Goal of the exercise:
The records below are to be repeated in full, exactly as they are.

# # # # #

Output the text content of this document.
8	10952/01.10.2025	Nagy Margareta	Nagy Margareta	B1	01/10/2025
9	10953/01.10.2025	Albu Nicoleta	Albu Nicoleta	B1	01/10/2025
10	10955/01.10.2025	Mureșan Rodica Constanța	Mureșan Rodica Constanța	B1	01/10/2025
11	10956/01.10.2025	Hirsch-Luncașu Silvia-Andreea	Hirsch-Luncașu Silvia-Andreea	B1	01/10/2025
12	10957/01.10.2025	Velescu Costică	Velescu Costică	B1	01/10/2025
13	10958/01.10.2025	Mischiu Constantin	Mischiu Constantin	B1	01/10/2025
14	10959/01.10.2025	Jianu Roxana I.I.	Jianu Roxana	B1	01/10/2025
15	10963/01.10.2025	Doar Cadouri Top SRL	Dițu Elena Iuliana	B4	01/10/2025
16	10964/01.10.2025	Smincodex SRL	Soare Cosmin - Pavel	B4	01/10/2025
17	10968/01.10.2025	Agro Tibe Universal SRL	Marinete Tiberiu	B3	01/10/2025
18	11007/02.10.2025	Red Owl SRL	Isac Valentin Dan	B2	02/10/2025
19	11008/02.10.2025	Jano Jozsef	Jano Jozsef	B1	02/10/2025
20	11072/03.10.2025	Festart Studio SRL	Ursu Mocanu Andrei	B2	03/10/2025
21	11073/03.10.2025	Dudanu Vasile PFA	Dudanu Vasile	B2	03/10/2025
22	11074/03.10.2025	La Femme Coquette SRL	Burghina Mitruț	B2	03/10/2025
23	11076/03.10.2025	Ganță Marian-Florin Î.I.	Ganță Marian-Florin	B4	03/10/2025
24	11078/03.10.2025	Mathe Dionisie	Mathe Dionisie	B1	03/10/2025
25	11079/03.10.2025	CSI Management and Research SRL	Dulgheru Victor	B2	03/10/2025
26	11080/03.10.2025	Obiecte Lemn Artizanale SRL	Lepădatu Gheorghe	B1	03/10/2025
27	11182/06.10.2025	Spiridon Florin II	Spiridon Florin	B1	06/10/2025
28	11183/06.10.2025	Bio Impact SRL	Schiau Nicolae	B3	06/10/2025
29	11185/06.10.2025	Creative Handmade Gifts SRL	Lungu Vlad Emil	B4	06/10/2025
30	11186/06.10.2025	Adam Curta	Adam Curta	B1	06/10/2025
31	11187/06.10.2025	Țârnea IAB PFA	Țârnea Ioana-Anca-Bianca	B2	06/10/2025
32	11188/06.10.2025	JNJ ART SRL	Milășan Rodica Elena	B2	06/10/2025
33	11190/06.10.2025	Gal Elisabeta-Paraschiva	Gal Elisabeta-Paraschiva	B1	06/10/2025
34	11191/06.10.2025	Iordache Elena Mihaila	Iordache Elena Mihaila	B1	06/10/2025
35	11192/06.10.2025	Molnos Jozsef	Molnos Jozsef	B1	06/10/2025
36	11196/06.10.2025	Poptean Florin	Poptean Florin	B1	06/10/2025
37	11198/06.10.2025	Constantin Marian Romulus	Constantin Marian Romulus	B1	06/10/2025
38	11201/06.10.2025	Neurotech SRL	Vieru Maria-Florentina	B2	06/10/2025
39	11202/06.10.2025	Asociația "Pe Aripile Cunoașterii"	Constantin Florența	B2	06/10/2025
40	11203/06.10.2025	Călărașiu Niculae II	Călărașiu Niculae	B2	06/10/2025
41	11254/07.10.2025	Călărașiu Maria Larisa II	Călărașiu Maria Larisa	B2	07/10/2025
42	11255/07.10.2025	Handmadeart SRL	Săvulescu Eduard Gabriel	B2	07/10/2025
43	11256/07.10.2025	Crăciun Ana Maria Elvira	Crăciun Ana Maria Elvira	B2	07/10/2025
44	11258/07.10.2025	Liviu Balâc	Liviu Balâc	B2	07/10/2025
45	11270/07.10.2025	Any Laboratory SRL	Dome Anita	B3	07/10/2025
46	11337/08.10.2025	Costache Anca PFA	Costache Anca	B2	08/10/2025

# # # # #

Problem solution:
Output the text content of this document.
8	10952/01.10.2025	Nagy Margareta	Nagy Margareta	B1	01/10/2025
9	10953/01.10.2025	Albu Nicoleta	Albu Nicoleta	B1	01/10/2025
10	10955/01.10.2025	Mureșan Rodica Constanța	Mureșan Rodica Constanța	B1	01/10/2025
11	10956/01.10.2025	Hirsch-Luncașu Silvia-Andreea	Hirsch-Luncașu Silvia-Andreea	B1	01/10/2025
12	10957/01.10.2025	Velescu Costică	Velescu Costică	B1	01/10/2025
13	10958/01.10.2025	Mischiu Constantin	Mischiu Constantin	B1	01/10/2025
14	10959/01.10.2025	Jianu Roxana I.I.	Jianu Roxana	B1	01/10/2025
15	10963/01.10.2025	Doar Cadouri Top SRL	Dițu Elena Iuliana	B4	01/10/2025
16	10964/01.10.2025	Smincodex SRL	Soare Cosmin - Pavel	B4	01/10/2025
17	10968/01.10.2025	Agro Tibe Universal SRL	Marinete Tiberiu	B3	01/10/2025
18	11007/02.10.2025	Red Owl SRL	Isac Valentin Dan	B2	02/10/2025
19	11008/02.10.2025	Jano Jozsef	Jano Jozsef	B1	02/10/2025
20	11072/03.10.2025	Festart Studio SRL	Ursu Mocanu Andrei	B2	03/10/2025
21	11073/03.10.2025	Dudanu Vasile PFA	Dudanu Vasile	B2	03/10/2025
22	11074/03.10.2025	La Femme Coquette SRL	Burghina Mitruț	B2	03/10/2025
23	11076/03.10.2025	Ganță Marian-Florin Î.I.	Ganță Marian-Florin	B4	03/10/2025
24	11078/03.10.2025	Mathe Dionisie	Mathe Dionisie	B1	03/10/2025
25	11079/03.10.2025	CSI Management and Research SRL	Dulgheru Victor	B2	03/10/2025
26	11080/03.10.2025	Obiecte Lemn Artizanale SRL	Lepădatu Gheorghe	B1	03/10/2025
27	11182/06.10.2025	Spiridon Florin II	Spiridon Florin	B1	06/10/2025
28	11183/06.10.2025	Bio Impact SRL	Schiau Nicolae	B3	06/10/2025
29	11185/06.10.2025	Creative Handmade Gifts SRL	Lungu Vlad Emil	B4	06/10/2025
30	11186/06.10.2025	Adam Curta	Adam Curta	B1	06/10/2025
31	11187/06.10.2025	Țârnea IAB PFA	Țârnea Ioana-Anca-Bianca	B2	06/10/2025
32	11188/06.10.2025	JNJ ART SRL	Milășan Rodica Elena	B2	06/10/2025
33	11190/06.10.2025	Gal Elisabeta-Paraschiva	Gal Elisabeta-Paraschiva	B1	06/10/2025
34	11191/06.10.2025	Iordache Elena Mihaila	Iordache Elena Mihaila	B1	06/10/2025
35	11192/06.10.2025	Molnos Jozsef	Molnos Jozsef	B1	06/10/2025
36	11196/06.10.2025	Poptean Florin	Poptean Florin	B1	06/10/2025
37	11198/06.10.2025	Constantin Marian Romulus	Constantin Marian Romulus	B1	06/10/2025
38	11201/06.10.2025	Neurotech SRL	Vieru Maria-Florentina	B2	06/10/2025
39	11202/06.10.2025	Asociația "Pe Aripile Cunoașterii"	Constantin Florența	B2	06/10/2025
40	11203/06.10.2025	Călărașiu Niculae II	Călărașiu Niculae	B2	06/10/2025
41	11254/07.10.2025	Călărașiu Maria Larisa II	Călărașiu Maria Larisa	B2	07/10/2025
42	11255/07.10.2025	Handmadeart SRL	Săvulescu Eduard Gabriel	B2	07/10/2025
43	11256/07.10.2025	Crăciun Ana Maria Elvira	Crăciun Ana Maria Elvira	B2	07/10/2025
44	11258/07.10.2025	Liviu Balâc	Liviu Balâc	B2	07/10/2025
45	11270/07.10.2025	Any Laboratory SRL	Dome Anita	B3	07/10/2025
46	11337/08.10.2025	Costache Anca PFA	Costache Anca	B2	08/10/2025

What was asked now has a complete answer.